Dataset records
┏━━
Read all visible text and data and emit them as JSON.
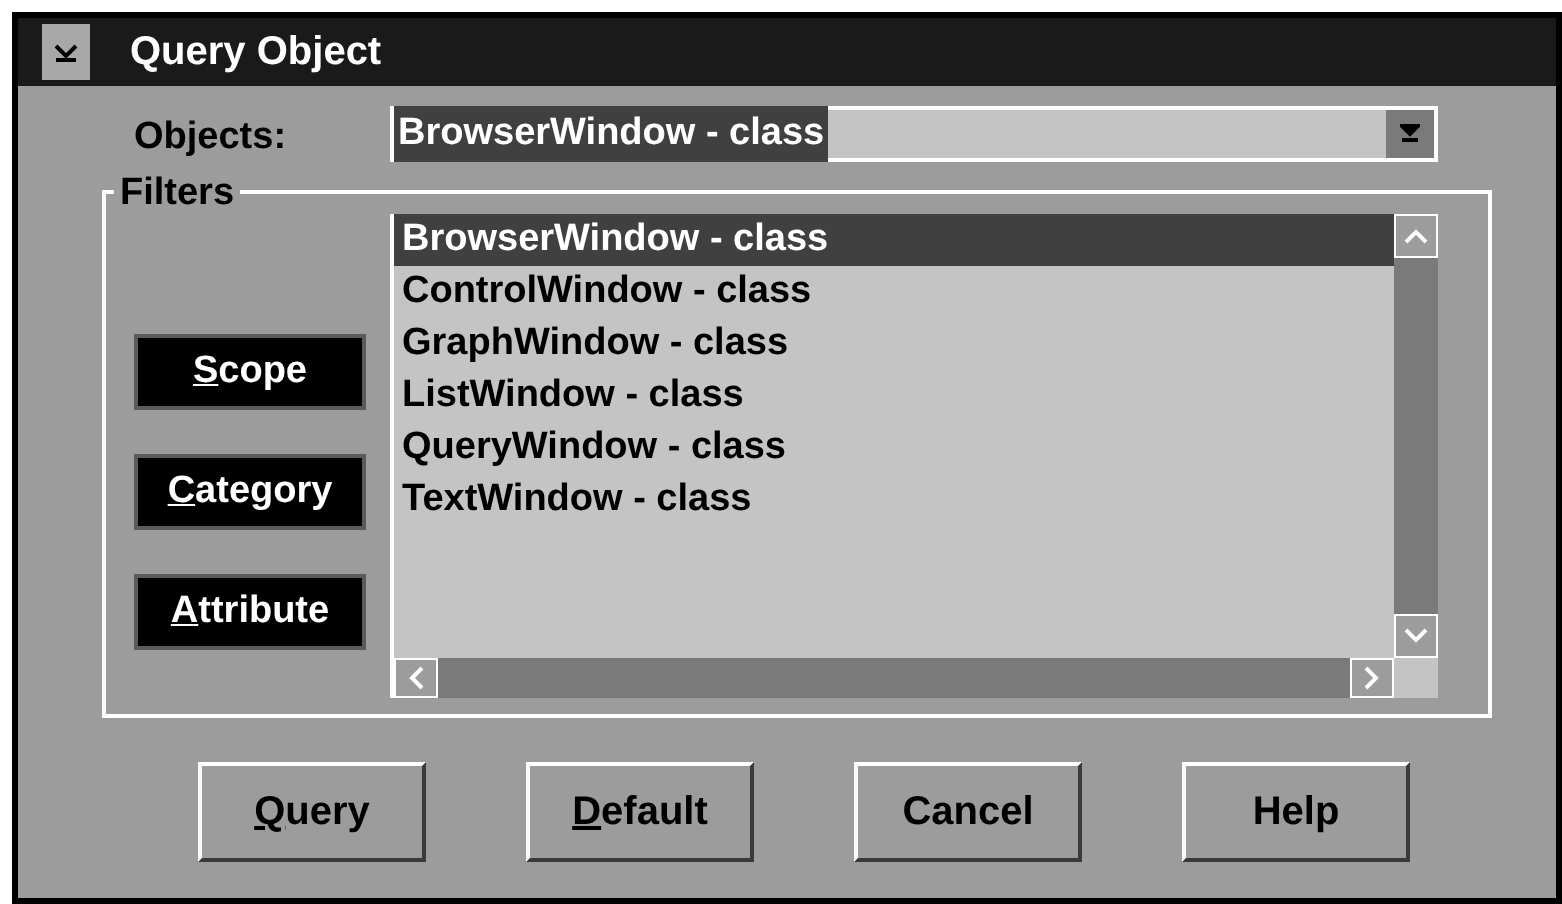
{
  "window": {
    "title": "Query Object"
  },
  "objects": {
    "label": "Objects:",
    "value": "BrowserWindow - class"
  },
  "filters": {
    "label": "Filters",
    "buttons": [
      {
        "label": "Scope",
        "mnemonic": true
      },
      {
        "label": "Category",
        "mnemonic": true
      },
      {
        "label": "Attribute",
        "mnemonic": true
      }
    ]
  },
  "list": {
    "items": [
      {
        "label": "BrowserWindow - class",
        "selected": true
      },
      {
        "label": "ControlWindow - class",
        "selected": false
      },
      {
        "label": "GraphWindow - class",
        "selected": false
      },
      {
        "label": "ListWindow - class",
        "selected": false
      },
      {
        "label": "QueryWindow - class",
        "selected": false
      },
      {
        "label": "TextWindow - class",
        "selected": false
      }
    ]
  },
  "buttons": [
    {
      "label": "Query",
      "mnemonic": true
    },
    {
      "label": "Default",
      "mnemonic": true
    },
    {
      "label": "Cancel",
      "mnemonic": false
    },
    {
      "label": "Help",
      "mnemonic": false
    }
  ]
}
┗━━
> Your objective: Copy all lines above containing the string "BrowserWindow".

> Result of the task:
    "value": "BrowserWindow - class"
        "label": "BrowserWindow - class",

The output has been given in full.